Show all lines holding "intouch".
--- START OF Exercise material ---
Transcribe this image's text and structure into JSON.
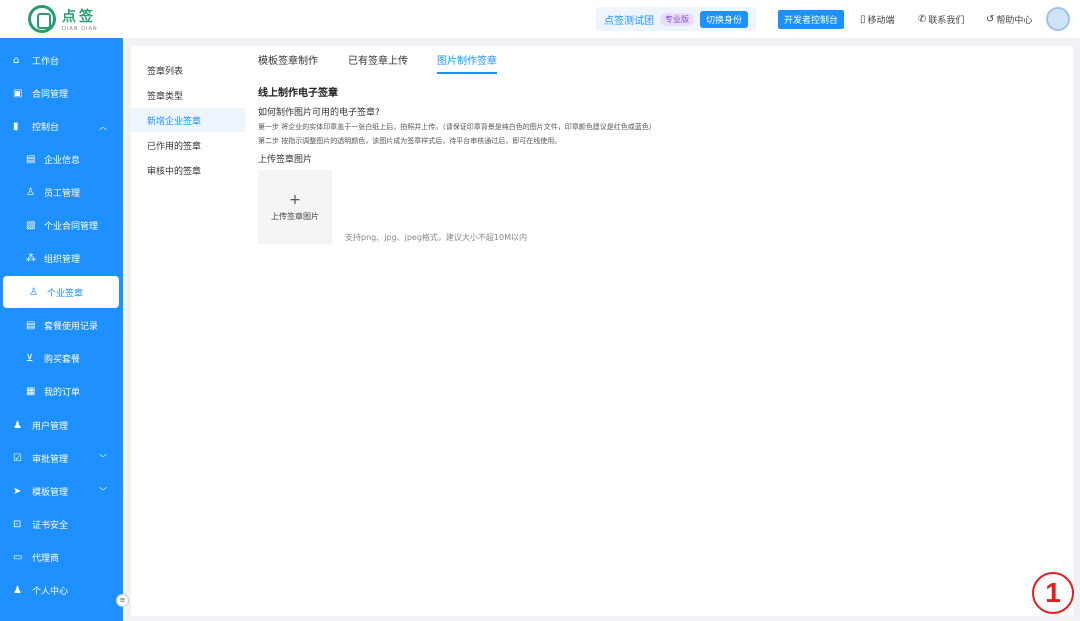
{
  "header": {
    "logo_text": "点签",
    "logo_sub": "DIAN QIAN",
    "company": "点签测试团",
    "pro_badge": "专业版",
    "switch_identity": "切换身份",
    "dev_console": "开发者控制台",
    "links": [
      {
        "label": "移动端",
        "icon": "mobile-icon"
      },
      {
        "label": "联系我们",
        "icon": "phone-icon"
      },
      {
        "label": "帮助中心",
        "icon": "help-icon"
      }
    ]
  },
  "sidebar": {
    "items": [
      {
        "label": "工作台",
        "icon": "home-icon"
      },
      {
        "label": "合同管理",
        "icon": "contract-icon"
      },
      {
        "label": "控制台",
        "icon": "chart-icon"
      },
      {
        "label": "企业信息",
        "icon": "doc-icon"
      },
      {
        "label": "员工管理",
        "icon": "user-icon"
      },
      {
        "label": "个业合同管理",
        "icon": "file-icon"
      },
      {
        "label": "组织管理",
        "icon": "org-icon"
      },
      {
        "label": "个业签章",
        "icon": "seal-icon"
      },
      {
        "label": "套餐使用记录",
        "icon": "record-icon"
      },
      {
        "label": "购买套餐",
        "icon": "cart-icon"
      },
      {
        "label": "我的订单",
        "icon": "order-icon"
      },
      {
        "label": "用户管理",
        "icon": "user-manage-icon"
      },
      {
        "label": "审批管理",
        "icon": "approval-icon"
      },
      {
        "label": "模板管理",
        "icon": "template-icon"
      },
      {
        "label": "证书安全",
        "icon": "lock-icon"
      },
      {
        "label": "代理商",
        "icon": "agent-icon"
      },
      {
        "label": "个人中心",
        "icon": "person-icon"
      }
    ]
  },
  "subnav": {
    "items": [
      "签章列表",
      "签章类型",
      "新增企业签章",
      "已作用的签章",
      "审核中的签章"
    ]
  },
  "tabs": [
    "模板签章制作",
    "已有签章上传",
    "图片制作签章"
  ],
  "content": {
    "title": "线上制作电子签章",
    "question": "如何制作图片可用的电子签章?",
    "step1": "第一步    将企业的实体印章盖于一张白纸上后，拍照并上传。（请保证印章背景是纯白色的图片文件，印章颜色建议是红色或蓝色）",
    "step2": "第二步    按指示调整图片的透明颜色，该图片成为签章样式后，待平台审核通过后，即可在线使用。",
    "upload_label": "上传签章图片",
    "upload_plus": "+",
    "upload_button": "上传签章图片",
    "upload_hint": "支持png、jpg、jpeg格式，建议大小不超10M以内"
  },
  "badge_number": "1"
}
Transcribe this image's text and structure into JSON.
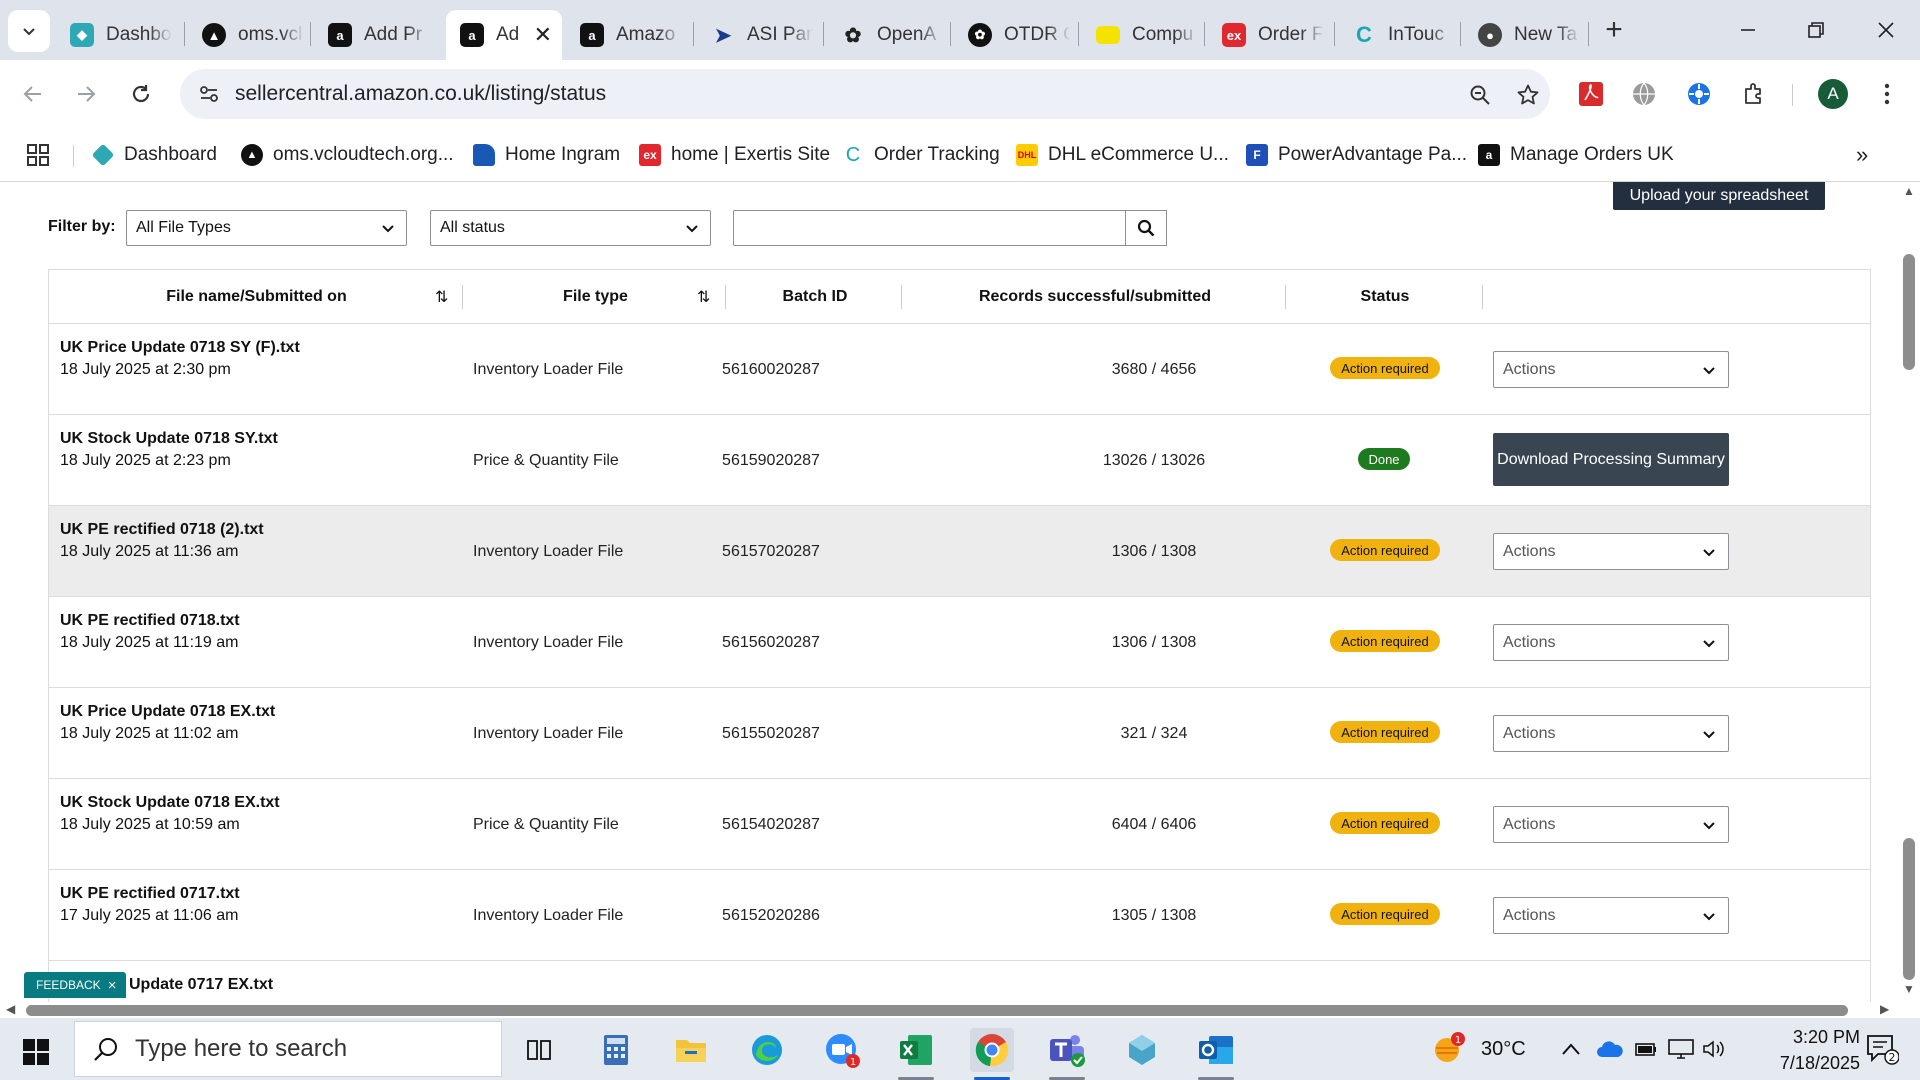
{
  "browser": {
    "tabs": [
      {
        "title": "Dashbo",
        "icon": "dashboard-icon",
        "active": false
      },
      {
        "title": "oms.vcl",
        "icon": "vcloud-icon",
        "active": false
      },
      {
        "title": "Add Pr",
        "icon": "amazon-icon",
        "active": false
      },
      {
        "title": "Ad",
        "icon": "amazon-icon",
        "active": true
      },
      {
        "title": "Amazo",
        "icon": "amazon-icon",
        "active": false
      },
      {
        "title": "ASI Par",
        "icon": "asi-icon",
        "active": false
      },
      {
        "title": "OpenA",
        "icon": "openai-icon",
        "active": false
      },
      {
        "title": "OTDR C",
        "icon": "openai-icon",
        "active": false
      },
      {
        "title": "Compu",
        "icon": "folder-icon",
        "active": false
      },
      {
        "title": "Order F",
        "icon": "exertis-icon",
        "active": false
      },
      {
        "title": "InTouc",
        "icon": "intouch-icon",
        "active": false
      },
      {
        "title": "New Ta",
        "icon": "chrome-icon",
        "active": false
      }
    ],
    "url": "sellercentral.amazon.co.uk/listing/status",
    "profile_initial": "A",
    "bookmarks": [
      {
        "label": "Dashboard",
        "icon": "dashboard-icon"
      },
      {
        "label": "oms.vcloudtech.org...",
        "icon": "vcloud-icon"
      },
      {
        "label": "Home Ingram",
        "icon": "ingram-icon"
      },
      {
        "label": "home | Exertis Site",
        "icon": "exertis-icon"
      },
      {
        "label": "Order Tracking",
        "icon": "intouch-icon"
      },
      {
        "label": "DHL eCommerce U...",
        "icon": "dhl-icon"
      },
      {
        "label": "PowerAdvantage Pa...",
        "icon": "poweradvantage-icon"
      },
      {
        "label": "Manage Orders UK",
        "icon": "amazon-icon"
      }
    ]
  },
  "page": {
    "upload_button": "Upload your spreadsheet",
    "filter_label": "Filter by:",
    "file_type_filter": "All File Types",
    "status_filter": "All status",
    "search_value": "",
    "columns": [
      "File name/Submitted on",
      "File type",
      "Batch ID",
      "Records successful/submitted",
      "Status"
    ],
    "rows": [
      {
        "name": "UK Price Update 0718 SY (F).txt",
        "date": "18 July 2025 at 2:30 pm",
        "type": "Inventory Loader File",
        "batch": "56160020287",
        "records": "3680 / 4656",
        "status": "Action required",
        "status_kind": "warn",
        "action": "Actions"
      },
      {
        "name": "UK Stock Update 0718 SY.txt",
        "date": "18 July 2025 at 2:23 pm",
        "type": "Price & Quantity File",
        "batch": "56159020287",
        "records": "13026 / 13026",
        "status": "Done",
        "status_kind": "done",
        "action": "Download Processing Summary"
      },
      {
        "name": "UK PE rectified 0718 (2).txt",
        "date": "18 July 2025 at 11:36 am",
        "type": "Inventory Loader File",
        "batch": "56157020287",
        "records": "1306 / 1308",
        "status": "Action required",
        "status_kind": "warn",
        "action": "Actions",
        "highlight": true
      },
      {
        "name": "UK PE rectified 0718.txt",
        "date": "18 July 2025 at 11:19 am",
        "type": "Inventory Loader File",
        "batch": "56156020287",
        "records": "1306 / 1308",
        "status": "Action required",
        "status_kind": "warn",
        "action": "Actions"
      },
      {
        "name": "UK Price Update 0718 EX.txt",
        "date": "18 July 2025 at 11:02 am",
        "type": "Inventory Loader File",
        "batch": "56155020287",
        "records": "321 / 324",
        "status": "Action required",
        "status_kind": "warn",
        "action": "Actions"
      },
      {
        "name": "UK Stock Update 0718 EX.txt",
        "date": "18 July 2025 at 10:59 am",
        "type": "Price & Quantity File",
        "batch": "56154020287",
        "records": "6404 / 6406",
        "status": "Action required",
        "status_kind": "warn",
        "action": "Actions"
      },
      {
        "name": "UK PE rectified 0717.txt",
        "date": "17 July 2025 at 11:06 am",
        "type": "Inventory Loader File",
        "batch": "56152020286",
        "records": "1305 / 1308",
        "status": "Action required",
        "status_kind": "warn",
        "action": "Actions"
      },
      {
        "name": "Update 0717 EX.txt",
        "date": "",
        "type": "",
        "batch": "",
        "records": "",
        "status": "",
        "status_kind": "warn",
        "action": ""
      }
    ],
    "feedback_label": "FEEDBACK"
  },
  "taskbar": {
    "search_placeholder": "Type here to search",
    "weather_temp": "30°C",
    "weather_alert_count": "1",
    "teams_badge": "1",
    "time": "3:20 PM",
    "date": "7/18/2025",
    "notification_count": "2"
  },
  "colors": {
    "action_required": "#f0b20f",
    "done": "#1e7a1e",
    "upload_button": "#232f3e",
    "download_button": "#3a4552",
    "feedback": "#087a82"
  }
}
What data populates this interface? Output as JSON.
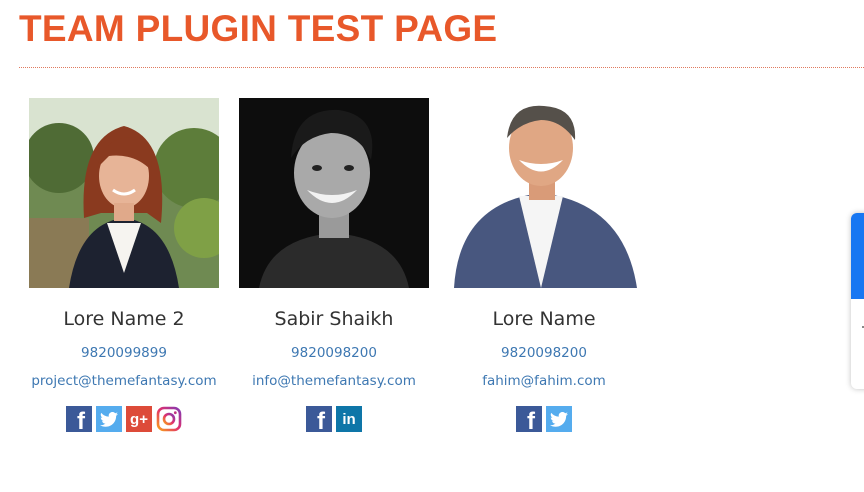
{
  "page": {
    "title": "TEAM PLUGIN TEST PAGE"
  },
  "members": [
    {
      "name": "Lore Name 2",
      "phone": "9820099899",
      "email": "project@themefantasy.com",
      "socials": [
        "facebook-icon",
        "twitter-icon",
        "google-plus-icon",
        "instagram-icon"
      ]
    },
    {
      "name": "Sabir Shaikh",
      "phone": "9820098200",
      "email": "info@themefantasy.com",
      "socials": [
        "facebook-icon",
        "linkedin-icon"
      ]
    },
    {
      "name": "Lore Name",
      "phone": "9820098200",
      "email": "fahim@fahim.com",
      "socials": [
        "facebook-icon",
        "twitter-icon"
      ]
    }
  ],
  "colors": {
    "title": "#e8582a",
    "link": "#3e78b2",
    "facebook": "#3b5998",
    "twitter": "#55acee",
    "google_plus": "#dd4b39",
    "linkedin": "#0e76a8"
  }
}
--- END OF Exercise material ---
• Answer to the exercise
        "icon": "intouch-icon",
        "icon": "intouch-icon"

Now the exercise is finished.